#### [PAGE TEXT]

▼

The war of words about the persecution of the San societies in Botswana grew ever hotter last week, though calls for compromise may yet prompt a peaceful resolution of the matter—in line with the heritage, at least, of the G/wi people. A hopeful reading of the news suggests the possibility that both sides of the issue may yet stand down from their positions.

Survival International headquartersOn Monday, Survival International (SI) called for tourists to boycott all of Botswana as a tourism destination because the southern African nation continues to discriminate against the G/wi and G//ana people by not allowing them access to water. Botswana used Monday the 27th, World Tourism Day, to promote itself as a nation of “cultural diversity and welcoming people.” SI ridiculed the statement.

In the opinion of the British NGO, which fights for the rights of persecuted minority peoples around the world, the accolades for Botswana due to its conservation initiatives and its eco-friendly tourism are nothing but a travesty. According to the director of the organization, Stephen Corry, the president of Botswana, Ian Khama, “continues to sit on the board of Conservation International, and the country receives plaudits for its conservation and tourism industries [but] tourists should decide if they really want to support the destruction of Africa’s hunting Bushmen.”

SI maintains that the government continues to harass the San peoples, despite their victory in the nation’s high court in 2006, which granted them the right to return to their homes in the Central Kalahari Game Reserve (CKGR). The government had expelled them from the land some years earlier because it didn’t want to share the royalties from diamonds with the so-called “Bushmen.” The government denies them the right to open a new borehole for water, or even to reopen an old one that it closed shortly after the expulsion. In July this year, one justice of the High Court turned down their suit to require the government to allow them the right to reopen the existing, closed, borehole.

On Tuesday last week, the San people filed an appeal to the July ruling. Gordon Bennett, the lawyer for the San, told the African newspaper the Mail & Guardian his clients were willing to re-commission the borehole at their own expense. “But the government is denying them access to water, as it wants them to leave the reserve,” he said. He indicated their appeal is based on the wording of Botswana’s Water Act, which says that people who occupy land have the right to sink boreholes for their own domestic use. He maintains that the San are the legal owners of the land they live on in the CKGR, and that the High Court had recognized that.

A resident of the CKGR, Smith Moeti, told the paper that conditions in the reserve remain very difficult. The government still refuses to give the residents hunting licenses, and of course they have no water or health facilities.

A spokesperson for SI says that the earliest the latest appeal can be heard is January 2011. Their attorneys will have to wait until November to see if their appeal can be heard then, or if they will have to wait even longer.

Wilderness Safaris, the owner of a new, luxury tourist lodge in the CKGR, located fairly near some struggling San communities, has refused calls that it should share some of its water with the nearby people. It feels that its business model is not suited to giving away water like that. The company, of course, was granted a permit to drill a new borehole for its purposes—entertaining Western guests.

▲

#### [DATA SECTION]
▼

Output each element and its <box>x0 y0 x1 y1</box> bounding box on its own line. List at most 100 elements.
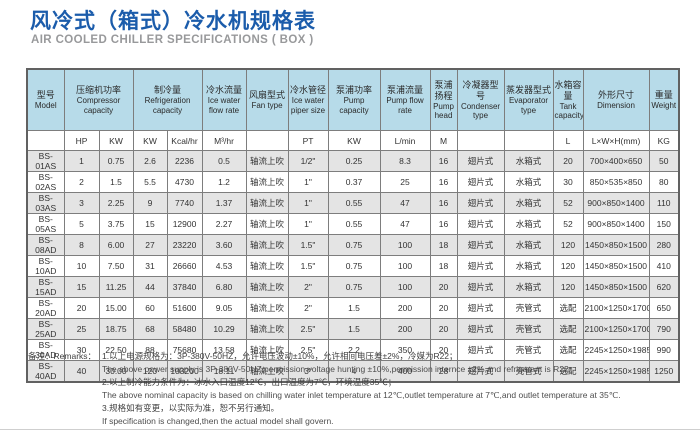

▲

#### [YOUR TASK]
Please write out the part of the article on the San people of Botswana between "A resident of" and "wait even longer.", inclusive. The listing is unrelated to the article on the San people of Botswana.

#### [PROBLEM SOLUTION]
A resident of the CKGR, Smith Moeti, told the paper that conditions in the reserve remain very difficult. The government still refuses to give the residents hunting licenses, and of course they have no water or health facilities.

A spokesperson for SI says that the earliest the latest appeal can be heard is January 2011. Their attorneys will have to wait until November to see if their appeal can be heard then, or if they will have to wait even longer.